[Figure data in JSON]
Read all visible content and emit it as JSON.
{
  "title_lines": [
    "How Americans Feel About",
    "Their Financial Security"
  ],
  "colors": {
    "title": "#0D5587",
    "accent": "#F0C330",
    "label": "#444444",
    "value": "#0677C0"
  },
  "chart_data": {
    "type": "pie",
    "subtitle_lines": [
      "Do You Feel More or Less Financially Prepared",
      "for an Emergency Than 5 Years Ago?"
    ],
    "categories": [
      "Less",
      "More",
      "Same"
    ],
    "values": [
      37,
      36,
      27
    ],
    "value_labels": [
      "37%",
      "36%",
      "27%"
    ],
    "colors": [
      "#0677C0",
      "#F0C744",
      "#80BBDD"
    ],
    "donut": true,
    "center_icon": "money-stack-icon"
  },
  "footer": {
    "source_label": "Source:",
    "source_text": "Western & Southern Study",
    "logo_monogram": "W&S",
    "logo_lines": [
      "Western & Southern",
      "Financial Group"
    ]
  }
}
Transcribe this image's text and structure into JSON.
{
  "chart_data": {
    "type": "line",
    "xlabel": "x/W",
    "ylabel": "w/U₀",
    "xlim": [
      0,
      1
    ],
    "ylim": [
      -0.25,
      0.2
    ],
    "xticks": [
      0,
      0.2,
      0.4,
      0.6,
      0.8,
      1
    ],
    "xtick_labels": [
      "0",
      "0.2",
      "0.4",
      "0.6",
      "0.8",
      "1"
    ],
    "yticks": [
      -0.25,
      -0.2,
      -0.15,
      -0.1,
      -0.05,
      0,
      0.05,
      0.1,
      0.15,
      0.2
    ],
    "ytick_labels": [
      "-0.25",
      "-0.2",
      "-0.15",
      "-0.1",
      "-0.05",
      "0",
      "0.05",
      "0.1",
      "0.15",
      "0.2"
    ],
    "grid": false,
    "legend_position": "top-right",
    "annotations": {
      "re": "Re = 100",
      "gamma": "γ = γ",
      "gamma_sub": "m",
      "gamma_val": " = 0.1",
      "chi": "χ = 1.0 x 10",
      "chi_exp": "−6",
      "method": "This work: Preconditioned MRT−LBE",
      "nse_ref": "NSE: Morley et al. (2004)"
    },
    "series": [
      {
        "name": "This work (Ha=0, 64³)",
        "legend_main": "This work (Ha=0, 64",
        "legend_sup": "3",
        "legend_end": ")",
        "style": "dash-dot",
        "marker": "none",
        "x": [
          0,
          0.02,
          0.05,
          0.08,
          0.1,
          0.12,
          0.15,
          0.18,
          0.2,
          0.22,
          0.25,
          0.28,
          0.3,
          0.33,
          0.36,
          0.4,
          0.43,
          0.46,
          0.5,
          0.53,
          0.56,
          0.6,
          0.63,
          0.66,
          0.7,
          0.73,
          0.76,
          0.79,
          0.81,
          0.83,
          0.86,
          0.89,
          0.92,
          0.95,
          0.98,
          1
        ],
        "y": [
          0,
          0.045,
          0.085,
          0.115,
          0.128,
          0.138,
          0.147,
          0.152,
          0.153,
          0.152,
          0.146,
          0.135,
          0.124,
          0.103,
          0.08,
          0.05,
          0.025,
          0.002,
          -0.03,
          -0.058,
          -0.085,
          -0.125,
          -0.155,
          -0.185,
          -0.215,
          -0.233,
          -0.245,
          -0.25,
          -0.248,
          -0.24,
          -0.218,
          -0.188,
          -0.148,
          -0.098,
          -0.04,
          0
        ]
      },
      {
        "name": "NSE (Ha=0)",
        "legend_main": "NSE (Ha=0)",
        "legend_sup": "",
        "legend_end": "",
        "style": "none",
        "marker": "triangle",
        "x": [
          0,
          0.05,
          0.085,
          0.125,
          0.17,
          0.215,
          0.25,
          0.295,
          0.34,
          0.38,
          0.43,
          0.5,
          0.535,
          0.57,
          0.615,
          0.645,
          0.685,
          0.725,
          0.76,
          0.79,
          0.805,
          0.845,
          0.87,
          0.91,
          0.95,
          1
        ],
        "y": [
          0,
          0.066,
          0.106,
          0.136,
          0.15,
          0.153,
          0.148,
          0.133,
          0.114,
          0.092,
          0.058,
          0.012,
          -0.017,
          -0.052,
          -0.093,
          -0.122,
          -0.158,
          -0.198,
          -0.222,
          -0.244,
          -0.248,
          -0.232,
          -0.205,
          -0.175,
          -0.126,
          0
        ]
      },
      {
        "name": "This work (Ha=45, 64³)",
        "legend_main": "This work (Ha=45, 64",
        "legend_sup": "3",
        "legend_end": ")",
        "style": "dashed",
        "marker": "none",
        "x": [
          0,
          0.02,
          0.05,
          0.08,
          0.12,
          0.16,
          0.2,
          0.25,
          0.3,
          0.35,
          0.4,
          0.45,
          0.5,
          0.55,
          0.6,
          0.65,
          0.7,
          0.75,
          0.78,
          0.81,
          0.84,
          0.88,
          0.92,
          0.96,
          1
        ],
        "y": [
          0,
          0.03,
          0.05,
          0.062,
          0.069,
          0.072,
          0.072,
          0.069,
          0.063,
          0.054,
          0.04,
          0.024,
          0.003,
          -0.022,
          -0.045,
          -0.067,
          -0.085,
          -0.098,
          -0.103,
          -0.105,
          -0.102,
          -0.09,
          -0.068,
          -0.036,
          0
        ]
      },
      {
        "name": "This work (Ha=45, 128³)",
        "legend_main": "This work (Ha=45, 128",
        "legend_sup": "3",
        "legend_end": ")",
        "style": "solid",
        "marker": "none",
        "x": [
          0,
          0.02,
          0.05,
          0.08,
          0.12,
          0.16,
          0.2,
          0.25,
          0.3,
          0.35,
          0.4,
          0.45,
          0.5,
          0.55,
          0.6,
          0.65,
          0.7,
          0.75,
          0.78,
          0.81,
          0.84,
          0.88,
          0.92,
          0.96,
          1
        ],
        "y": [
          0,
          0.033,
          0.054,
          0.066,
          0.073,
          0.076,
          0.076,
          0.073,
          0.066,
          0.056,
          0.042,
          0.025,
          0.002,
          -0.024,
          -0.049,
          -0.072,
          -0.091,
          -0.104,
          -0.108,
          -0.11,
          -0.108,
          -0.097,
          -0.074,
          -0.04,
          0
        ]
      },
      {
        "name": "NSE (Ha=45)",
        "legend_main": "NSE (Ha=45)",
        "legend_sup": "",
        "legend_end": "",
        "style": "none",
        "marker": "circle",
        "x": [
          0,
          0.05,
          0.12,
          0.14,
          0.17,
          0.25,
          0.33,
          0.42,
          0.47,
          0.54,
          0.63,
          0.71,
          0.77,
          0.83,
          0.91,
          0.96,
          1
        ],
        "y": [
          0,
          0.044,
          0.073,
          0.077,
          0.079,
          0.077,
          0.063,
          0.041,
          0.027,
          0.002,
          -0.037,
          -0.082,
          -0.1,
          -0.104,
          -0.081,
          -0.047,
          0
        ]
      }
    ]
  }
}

> [DO THIS]: Pick out each line containing "More" and report it.

> [ANSWER]:
      "Do You Feel More or Less Financially Prepared",
      "More",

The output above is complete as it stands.